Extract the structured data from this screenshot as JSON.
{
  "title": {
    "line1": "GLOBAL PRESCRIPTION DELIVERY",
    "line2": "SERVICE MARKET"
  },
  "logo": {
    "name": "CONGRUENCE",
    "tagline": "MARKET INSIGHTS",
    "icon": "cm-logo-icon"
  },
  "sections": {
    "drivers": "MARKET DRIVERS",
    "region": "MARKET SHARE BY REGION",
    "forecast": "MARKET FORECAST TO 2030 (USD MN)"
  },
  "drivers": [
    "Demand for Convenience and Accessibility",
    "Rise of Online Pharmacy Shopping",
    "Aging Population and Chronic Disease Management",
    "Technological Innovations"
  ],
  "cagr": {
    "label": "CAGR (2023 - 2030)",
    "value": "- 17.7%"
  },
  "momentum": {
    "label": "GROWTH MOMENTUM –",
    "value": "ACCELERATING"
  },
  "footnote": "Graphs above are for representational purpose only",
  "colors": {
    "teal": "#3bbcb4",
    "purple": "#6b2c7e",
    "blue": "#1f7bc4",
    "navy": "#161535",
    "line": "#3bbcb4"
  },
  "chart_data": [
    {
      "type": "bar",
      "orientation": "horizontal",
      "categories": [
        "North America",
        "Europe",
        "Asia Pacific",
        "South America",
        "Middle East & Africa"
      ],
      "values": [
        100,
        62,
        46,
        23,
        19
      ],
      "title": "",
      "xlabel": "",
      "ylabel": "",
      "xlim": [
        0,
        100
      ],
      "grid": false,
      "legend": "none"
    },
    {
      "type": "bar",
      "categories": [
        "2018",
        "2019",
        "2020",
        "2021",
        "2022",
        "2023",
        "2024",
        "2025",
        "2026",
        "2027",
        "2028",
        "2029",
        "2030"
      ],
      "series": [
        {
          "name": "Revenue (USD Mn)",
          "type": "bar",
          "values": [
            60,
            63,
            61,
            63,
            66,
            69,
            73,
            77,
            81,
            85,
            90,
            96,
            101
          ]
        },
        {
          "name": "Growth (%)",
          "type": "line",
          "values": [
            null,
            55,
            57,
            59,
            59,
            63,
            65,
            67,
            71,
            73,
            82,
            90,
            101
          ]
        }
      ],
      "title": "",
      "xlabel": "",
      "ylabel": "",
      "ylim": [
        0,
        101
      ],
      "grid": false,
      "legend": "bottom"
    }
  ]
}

--- --- ---

Using the data above, output each line exactly.

Extract the structured data from this screenshot as JSON.
{
  "title": {
    "line1": "GLOBAL PRESCRIPTION DELIVERY",
    "line2": "SERVICE MARKET"
  },
  "logo": {
    "name": "CONGRUENCE",
    "tagline": "MARKET INSIGHTS",
    "icon": "cm-logo-icon"
  },
  "sections": {
    "drivers": "MARKET DRIVERS",
    "region": "MARKET SHARE BY REGION",
    "forecast": "MARKET FORECAST TO 2030 (USD MN)"
  },
  "drivers": [
    "Demand for Convenience and Accessibility",
    "Rise of Online Pharmacy Shopping",
    "Aging Population and Chronic Disease Management",
    "Technological Innovations"
  ],
  "cagr": {
    "label": "CAGR (2023 - 2030)",
    "value": "- 17.7%"
  },
  "momentum": {
    "label": "GROWTH MOMENTUM –",
    "value": "ACCELERATING"
  },
  "footnote": "Graphs above are for representational purpose only",
  "colors": {
    "teal": "#3bbcb4",
    "purple": "#6b2c7e",
    "blue": "#1f7bc4",
    "navy": "#161535",
    "line": "#3bbcb4"
  },
  "chart_data": [
    {
      "type": "bar",
      "orientation": "horizontal",
      "categories": [
        "North America",
        "Europe",
        "Asia Pacific",
        "South America",
        "Middle East & Africa"
      ],
      "values": [
        100,
        62,
        46,
        23,
        19
      ],
      "title": "",
      "xlabel": "",
      "ylabel": "",
      "xlim": [
        0,
        100
      ],
      "grid": false,
      "legend": "none"
    },
    {
      "type": "bar",
      "categories": [
        "2018",
        "2019",
        "2020",
        "2021",
        "2022",
        "2023",
        "2024",
        "2025",
        "2026",
        "2027",
        "2028",
        "2029",
        "2030"
      ],
      "series": [
        {
          "name": "Revenue (USD Mn)",
          "type": "bar",
          "values": [
            60,
            63,
            61,
            63,
            66,
            69,
            73,
            77,
            81,
            85,
            90,
            96,
            101
          ]
        },
        {
          "name": "Growth (%)",
          "type": "line",
          "values": [
            null,
            55,
            57,
            59,
            59,
            63,
            65,
            67,
            71,
            73,
            82,
            90,
            101
          ]
        }
      ],
      "title": "",
      "xlabel": "",
      "ylabel": "",
      "ylim": [
        0,
        101
      ],
      "grid": false,
      "legend": "bottom"
    }
  ]
}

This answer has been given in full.